• [WHAT YOU SHOULD DO]: Below are some records. Quote exactly the lines from the one that contains "What text is on this page?" through the last, both included, and leave out the pictures.

────────────────────────────────────────

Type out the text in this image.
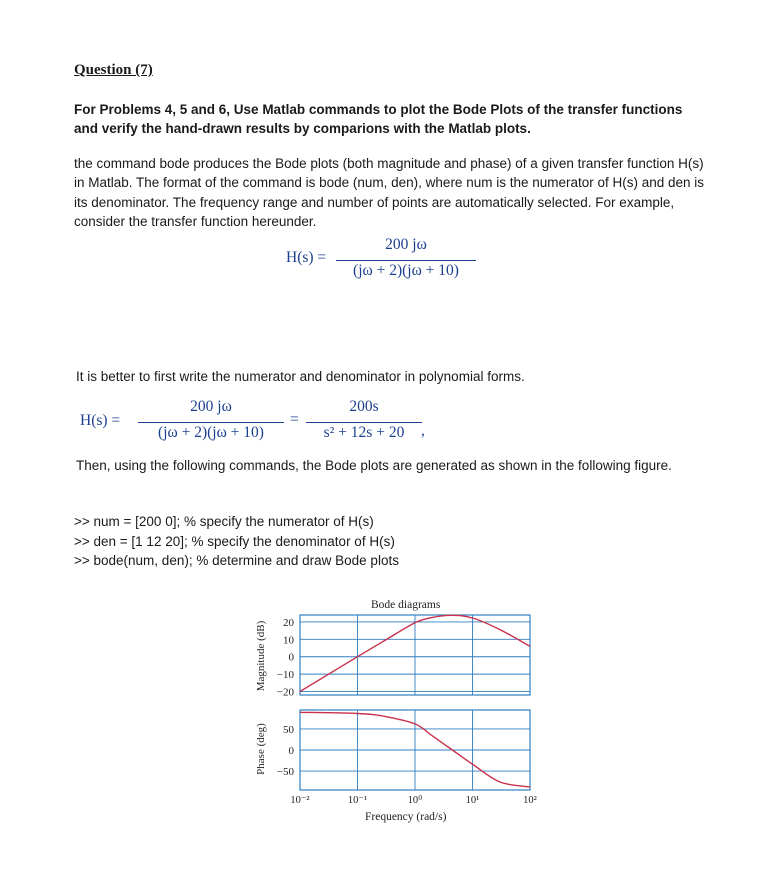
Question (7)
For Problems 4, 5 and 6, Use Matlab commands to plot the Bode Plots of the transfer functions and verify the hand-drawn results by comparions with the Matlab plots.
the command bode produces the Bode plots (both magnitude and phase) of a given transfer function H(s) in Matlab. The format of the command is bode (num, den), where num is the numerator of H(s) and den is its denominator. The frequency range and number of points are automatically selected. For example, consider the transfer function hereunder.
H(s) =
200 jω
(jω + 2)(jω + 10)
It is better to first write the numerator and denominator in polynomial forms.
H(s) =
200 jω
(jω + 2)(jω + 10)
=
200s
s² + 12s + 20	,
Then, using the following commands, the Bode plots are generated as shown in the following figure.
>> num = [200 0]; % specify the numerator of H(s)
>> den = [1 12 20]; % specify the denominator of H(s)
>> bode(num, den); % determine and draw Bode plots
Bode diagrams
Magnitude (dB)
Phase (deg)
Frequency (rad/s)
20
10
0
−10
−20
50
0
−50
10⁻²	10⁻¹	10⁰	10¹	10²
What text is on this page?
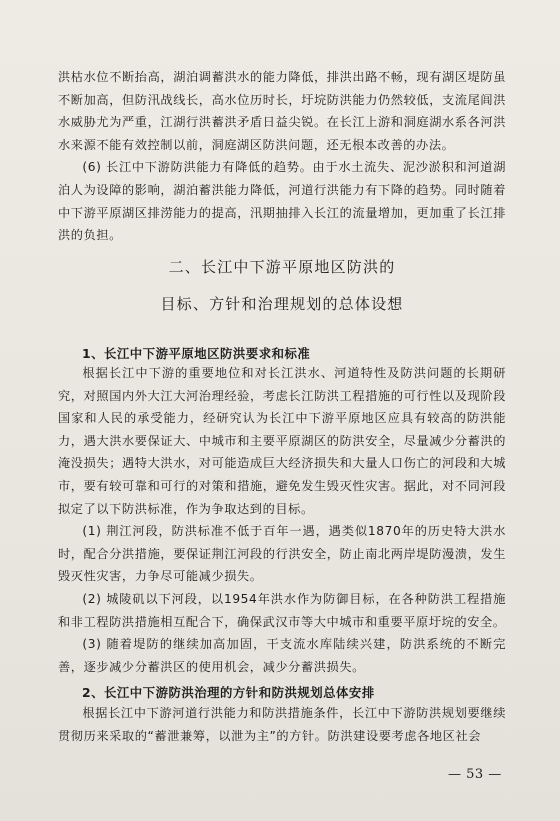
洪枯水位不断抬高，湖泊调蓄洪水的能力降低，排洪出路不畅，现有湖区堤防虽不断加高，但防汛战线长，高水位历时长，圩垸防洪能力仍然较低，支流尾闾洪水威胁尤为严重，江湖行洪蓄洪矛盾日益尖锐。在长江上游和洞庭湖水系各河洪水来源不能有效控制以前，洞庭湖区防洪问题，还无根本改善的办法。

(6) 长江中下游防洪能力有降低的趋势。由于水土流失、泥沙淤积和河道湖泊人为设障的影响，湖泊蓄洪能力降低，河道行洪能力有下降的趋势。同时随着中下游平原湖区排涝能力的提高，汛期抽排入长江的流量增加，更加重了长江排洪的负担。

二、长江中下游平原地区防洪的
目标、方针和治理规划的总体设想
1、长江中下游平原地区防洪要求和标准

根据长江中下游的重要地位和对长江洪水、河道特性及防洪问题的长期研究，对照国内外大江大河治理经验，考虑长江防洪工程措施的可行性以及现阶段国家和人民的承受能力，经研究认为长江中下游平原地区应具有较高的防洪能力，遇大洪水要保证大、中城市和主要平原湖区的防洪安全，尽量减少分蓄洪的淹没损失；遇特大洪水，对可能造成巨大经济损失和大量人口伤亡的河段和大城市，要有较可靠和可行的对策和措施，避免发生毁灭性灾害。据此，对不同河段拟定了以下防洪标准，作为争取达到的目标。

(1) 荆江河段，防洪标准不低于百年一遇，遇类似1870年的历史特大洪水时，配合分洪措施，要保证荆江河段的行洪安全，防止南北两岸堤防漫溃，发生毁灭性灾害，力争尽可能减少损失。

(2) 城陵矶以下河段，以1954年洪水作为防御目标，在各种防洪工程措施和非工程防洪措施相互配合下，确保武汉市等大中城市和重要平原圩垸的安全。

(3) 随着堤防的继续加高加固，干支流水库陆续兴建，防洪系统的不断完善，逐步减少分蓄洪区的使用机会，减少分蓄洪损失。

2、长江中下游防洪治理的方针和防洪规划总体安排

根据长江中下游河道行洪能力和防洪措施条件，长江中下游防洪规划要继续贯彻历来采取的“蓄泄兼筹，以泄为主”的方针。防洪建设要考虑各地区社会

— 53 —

────────────────────────────────────────

• [TASK SOLUTION]:
What text is on this page?
洪枯水位不断抬高，湖泊调蓄洪水的能力降低，排洪出路不畅，现有湖区堤防虽不断加高，但防汛战线长，高水位历时长，圩垸防洪能力仍然较低，支流尾闾洪水威胁尤为严重，江湖行洪蓄洪矛盾日益尖锐。在长江上游和洞庭湖水系各河洪水来源不能有效控制以前，洞庭湖区防洪问题，还无根本改善的办法。

(6) 长江中下游防洪能力有降低的趋势。由于水土流失、泥沙淤积和河道湖泊人为设障的影响，湖泊蓄洪能力降低，河道行洪能力有下降的趋势。同时随着中下游平原湖区排涝能力的提高，汛期抽排入长江的流量增加，更加重了长江排洪的负担。

二、长江中下游平原地区防洪的
目标、方针和治理规划的总体设想
1、长江中下游平原地区防洪要求和标准

根据长江中下游的重要地位和对长江洪水、河道特性及防洪问题的长期研究，对照国内外大江大河治理经验，考虑长江防洪工程措施的可行性以及现阶段国家和人民的承受能力，经研究认为长江中下游平原地区应具有较高的防洪能力，遇大洪水要保证大、中城市和主要平原湖区的防洪安全，尽量减少分蓄洪的淹没损失；遇特大洪水，对可能造成巨大经济损失和大量人口伤亡的河段和大城市，要有较可靠和可行的对策和措施，避免发生毁灭性灾害。据此，对不同河段拟定了以下防洪标准，作为争取达到的目标。

(1) 荆江河段，防洪标准不低于百年一遇，遇类似1870年的历史特大洪水时，配合分洪措施，要保证荆江河段的行洪安全，防止南北两岸堤防漫溃，发生毁灭性灾害，力争尽可能减少损失。

(2) 城陵矶以下河段，以1954年洪水作为防御目标，在各种防洪工程措施和非工程防洪措施相互配合下，确保武汉市等大中城市和重要平原圩垸的安全。

(3) 随着堤防的继续加高加固，干支流水库陆续兴建，防洪系统的不断完善，逐步减少分蓄洪区的使用机会，减少分蓄洪损失。

2、长江中下游防洪治理的方针和防洪规划总体安排

根据长江中下游河道行洪能力和防洪措施条件，长江中下游防洪规划要继续贯彻历来采取的“蓄泄兼筹，以泄为主”的方针。防洪建设要考虑各地区社会

— 53 —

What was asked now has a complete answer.